◆ **Records shown**
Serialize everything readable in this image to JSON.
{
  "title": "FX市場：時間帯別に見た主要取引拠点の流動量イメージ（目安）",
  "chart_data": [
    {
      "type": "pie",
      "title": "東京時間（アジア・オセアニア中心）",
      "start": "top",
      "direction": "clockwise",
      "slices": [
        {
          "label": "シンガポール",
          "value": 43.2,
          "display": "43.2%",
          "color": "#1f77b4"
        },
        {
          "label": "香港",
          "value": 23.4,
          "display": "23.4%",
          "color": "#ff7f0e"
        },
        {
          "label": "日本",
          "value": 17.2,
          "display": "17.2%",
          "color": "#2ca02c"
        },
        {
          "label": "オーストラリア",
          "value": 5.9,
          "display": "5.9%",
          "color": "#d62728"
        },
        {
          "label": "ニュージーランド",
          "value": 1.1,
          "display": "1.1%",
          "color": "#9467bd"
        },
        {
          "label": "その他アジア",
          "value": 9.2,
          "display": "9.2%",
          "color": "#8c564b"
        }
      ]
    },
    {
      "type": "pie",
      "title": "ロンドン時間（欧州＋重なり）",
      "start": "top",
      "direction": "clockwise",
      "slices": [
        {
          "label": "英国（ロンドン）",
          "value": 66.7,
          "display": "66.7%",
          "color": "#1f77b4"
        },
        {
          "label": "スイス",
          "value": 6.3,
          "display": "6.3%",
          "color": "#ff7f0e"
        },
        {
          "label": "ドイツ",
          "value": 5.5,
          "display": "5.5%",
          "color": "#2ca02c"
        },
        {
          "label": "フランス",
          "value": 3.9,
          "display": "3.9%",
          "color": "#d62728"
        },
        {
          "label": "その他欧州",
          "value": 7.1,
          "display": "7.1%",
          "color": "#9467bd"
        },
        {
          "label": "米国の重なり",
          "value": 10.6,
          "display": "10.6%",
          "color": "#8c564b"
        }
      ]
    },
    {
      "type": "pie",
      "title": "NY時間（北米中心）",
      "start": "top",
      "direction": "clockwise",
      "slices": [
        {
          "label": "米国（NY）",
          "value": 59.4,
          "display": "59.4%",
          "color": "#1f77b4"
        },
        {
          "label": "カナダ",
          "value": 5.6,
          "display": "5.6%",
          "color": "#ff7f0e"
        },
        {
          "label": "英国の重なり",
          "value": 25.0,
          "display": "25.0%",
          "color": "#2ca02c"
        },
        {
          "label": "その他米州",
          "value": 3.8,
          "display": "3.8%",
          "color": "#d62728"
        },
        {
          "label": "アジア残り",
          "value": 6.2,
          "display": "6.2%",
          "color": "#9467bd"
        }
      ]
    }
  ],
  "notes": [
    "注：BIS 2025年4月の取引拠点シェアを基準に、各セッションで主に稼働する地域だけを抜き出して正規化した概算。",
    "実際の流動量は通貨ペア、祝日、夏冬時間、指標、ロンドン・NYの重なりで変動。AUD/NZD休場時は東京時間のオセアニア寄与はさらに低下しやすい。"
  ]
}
...
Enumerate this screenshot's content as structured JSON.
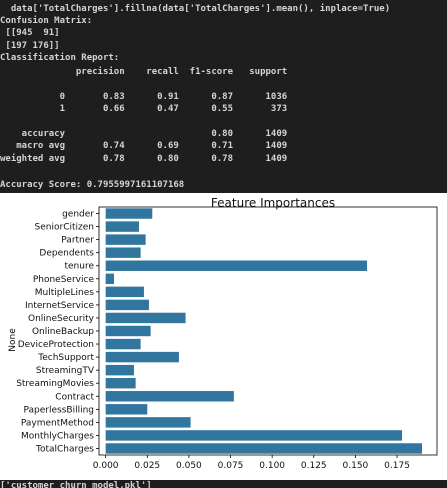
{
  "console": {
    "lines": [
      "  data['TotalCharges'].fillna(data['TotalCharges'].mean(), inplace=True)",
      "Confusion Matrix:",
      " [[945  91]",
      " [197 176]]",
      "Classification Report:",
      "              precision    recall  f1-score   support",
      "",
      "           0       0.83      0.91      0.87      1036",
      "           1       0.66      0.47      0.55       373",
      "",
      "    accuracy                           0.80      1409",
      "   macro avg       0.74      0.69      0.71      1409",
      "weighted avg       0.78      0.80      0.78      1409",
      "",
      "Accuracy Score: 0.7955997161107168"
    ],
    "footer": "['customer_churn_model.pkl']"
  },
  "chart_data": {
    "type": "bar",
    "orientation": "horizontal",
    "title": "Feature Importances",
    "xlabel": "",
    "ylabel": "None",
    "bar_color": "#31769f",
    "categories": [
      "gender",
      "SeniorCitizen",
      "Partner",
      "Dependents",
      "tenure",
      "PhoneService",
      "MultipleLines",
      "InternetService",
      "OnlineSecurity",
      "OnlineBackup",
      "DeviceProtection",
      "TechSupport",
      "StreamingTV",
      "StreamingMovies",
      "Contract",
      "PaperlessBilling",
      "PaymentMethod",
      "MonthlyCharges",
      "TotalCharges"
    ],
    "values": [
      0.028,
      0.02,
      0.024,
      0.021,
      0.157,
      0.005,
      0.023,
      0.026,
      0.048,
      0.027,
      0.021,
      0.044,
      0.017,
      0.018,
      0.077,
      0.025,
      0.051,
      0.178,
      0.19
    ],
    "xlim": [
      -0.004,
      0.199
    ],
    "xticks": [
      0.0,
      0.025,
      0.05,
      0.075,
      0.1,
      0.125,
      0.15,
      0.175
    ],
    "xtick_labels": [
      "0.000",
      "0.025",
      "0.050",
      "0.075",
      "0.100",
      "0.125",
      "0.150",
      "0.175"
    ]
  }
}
==
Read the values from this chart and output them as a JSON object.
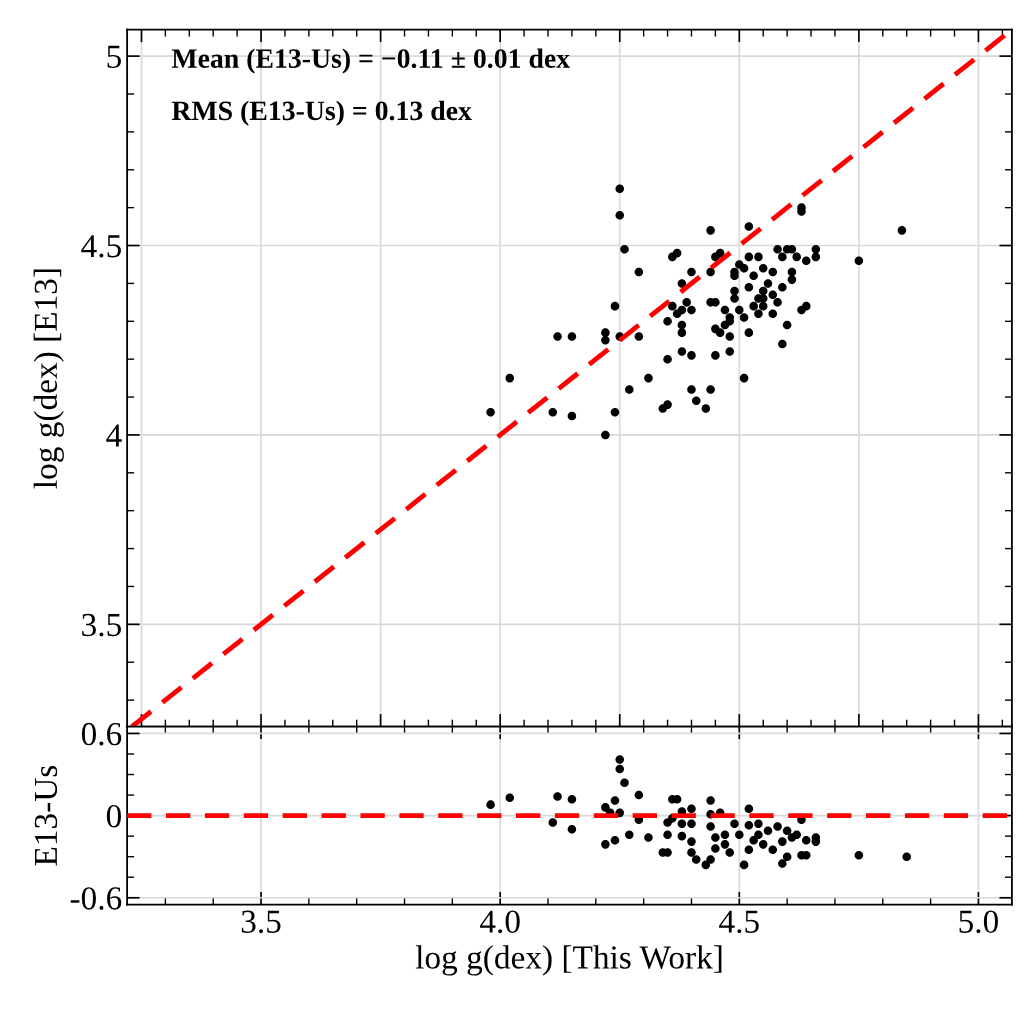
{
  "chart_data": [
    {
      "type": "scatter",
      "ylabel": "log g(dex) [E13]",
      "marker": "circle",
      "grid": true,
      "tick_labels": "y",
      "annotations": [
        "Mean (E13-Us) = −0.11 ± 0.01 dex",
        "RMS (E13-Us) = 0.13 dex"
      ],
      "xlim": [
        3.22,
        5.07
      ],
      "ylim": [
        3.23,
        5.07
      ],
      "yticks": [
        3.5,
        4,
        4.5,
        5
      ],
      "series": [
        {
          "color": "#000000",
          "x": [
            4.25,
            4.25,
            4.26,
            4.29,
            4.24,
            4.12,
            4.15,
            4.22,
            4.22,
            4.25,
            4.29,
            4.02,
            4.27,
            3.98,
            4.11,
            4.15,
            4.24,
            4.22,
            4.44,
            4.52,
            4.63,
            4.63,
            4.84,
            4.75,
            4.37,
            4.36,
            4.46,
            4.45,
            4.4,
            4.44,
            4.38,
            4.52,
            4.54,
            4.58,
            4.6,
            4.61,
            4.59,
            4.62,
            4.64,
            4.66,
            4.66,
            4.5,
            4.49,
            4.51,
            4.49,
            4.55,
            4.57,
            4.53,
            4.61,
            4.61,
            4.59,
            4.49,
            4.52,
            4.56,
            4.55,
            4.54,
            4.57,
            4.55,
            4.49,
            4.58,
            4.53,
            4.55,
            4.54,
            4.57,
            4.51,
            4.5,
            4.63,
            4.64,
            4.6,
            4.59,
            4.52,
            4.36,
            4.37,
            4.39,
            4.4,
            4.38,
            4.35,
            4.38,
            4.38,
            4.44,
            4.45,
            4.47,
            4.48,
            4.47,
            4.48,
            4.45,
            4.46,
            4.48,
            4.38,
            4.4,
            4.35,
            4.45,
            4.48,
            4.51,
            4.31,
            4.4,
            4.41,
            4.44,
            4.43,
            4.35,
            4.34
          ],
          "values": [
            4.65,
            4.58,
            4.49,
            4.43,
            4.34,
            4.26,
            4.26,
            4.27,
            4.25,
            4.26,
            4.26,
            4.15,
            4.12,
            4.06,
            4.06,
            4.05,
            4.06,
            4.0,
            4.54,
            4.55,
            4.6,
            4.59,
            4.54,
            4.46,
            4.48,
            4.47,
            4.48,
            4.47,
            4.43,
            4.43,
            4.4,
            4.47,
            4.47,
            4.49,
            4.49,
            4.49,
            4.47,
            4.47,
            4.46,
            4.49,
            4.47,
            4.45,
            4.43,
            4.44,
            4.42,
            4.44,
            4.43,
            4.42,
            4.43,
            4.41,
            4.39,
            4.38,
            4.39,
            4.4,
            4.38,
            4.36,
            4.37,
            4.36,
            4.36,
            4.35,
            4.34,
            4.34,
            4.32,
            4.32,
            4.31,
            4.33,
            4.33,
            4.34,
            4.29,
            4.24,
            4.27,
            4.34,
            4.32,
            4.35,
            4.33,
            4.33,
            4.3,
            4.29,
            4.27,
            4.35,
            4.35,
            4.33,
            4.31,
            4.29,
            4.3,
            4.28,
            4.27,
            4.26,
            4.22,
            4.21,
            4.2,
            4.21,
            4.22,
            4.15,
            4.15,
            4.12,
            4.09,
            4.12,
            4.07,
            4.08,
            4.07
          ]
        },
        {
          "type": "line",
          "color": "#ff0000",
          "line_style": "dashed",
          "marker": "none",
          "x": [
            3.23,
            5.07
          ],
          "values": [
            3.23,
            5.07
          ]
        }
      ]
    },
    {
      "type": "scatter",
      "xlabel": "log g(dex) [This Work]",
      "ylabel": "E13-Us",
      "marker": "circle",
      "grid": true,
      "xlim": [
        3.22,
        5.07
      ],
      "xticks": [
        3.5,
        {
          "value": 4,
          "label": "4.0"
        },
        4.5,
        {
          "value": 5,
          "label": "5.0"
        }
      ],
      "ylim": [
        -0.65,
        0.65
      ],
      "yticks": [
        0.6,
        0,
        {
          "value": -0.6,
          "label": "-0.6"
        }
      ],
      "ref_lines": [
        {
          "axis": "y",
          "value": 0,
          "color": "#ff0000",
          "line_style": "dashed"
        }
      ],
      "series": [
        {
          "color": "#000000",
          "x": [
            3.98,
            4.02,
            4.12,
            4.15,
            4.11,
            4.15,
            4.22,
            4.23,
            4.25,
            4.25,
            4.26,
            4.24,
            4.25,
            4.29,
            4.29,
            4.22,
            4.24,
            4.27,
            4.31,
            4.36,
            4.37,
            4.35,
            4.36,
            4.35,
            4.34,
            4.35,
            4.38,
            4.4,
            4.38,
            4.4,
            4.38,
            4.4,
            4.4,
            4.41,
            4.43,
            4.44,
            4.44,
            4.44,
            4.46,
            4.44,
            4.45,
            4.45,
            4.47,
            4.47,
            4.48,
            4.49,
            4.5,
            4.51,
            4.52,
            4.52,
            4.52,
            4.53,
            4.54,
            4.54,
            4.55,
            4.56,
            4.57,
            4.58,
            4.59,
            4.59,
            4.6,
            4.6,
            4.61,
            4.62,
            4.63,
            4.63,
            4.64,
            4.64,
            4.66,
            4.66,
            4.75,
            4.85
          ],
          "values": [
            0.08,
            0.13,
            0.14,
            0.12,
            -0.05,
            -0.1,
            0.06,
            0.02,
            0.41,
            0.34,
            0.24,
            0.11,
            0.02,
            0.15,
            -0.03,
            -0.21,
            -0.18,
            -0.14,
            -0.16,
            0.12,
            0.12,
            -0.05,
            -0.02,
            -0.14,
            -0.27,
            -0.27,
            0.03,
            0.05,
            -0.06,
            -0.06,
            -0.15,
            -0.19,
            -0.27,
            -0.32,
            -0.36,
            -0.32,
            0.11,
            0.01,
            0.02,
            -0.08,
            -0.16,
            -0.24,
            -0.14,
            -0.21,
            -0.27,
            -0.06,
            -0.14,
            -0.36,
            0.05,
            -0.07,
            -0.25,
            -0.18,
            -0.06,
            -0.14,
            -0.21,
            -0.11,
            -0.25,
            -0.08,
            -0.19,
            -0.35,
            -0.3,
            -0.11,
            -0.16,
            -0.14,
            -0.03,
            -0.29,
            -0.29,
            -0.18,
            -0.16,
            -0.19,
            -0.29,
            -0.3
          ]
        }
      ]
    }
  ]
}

◆ **Aim of the task**
From the entries above, list each line with "title" in it.

◆ **Task output**
  "title": "FX市場：時間帯別に見た主要取引拠点の流動量イメージ（目安）",
      "title": "東京時間（アジア・オセアニア中心）",
      "title": "ロンドン時間（欧州＋重なり）",
      "title": "NY時間（北米中心）",
    "title": "Feature Importances",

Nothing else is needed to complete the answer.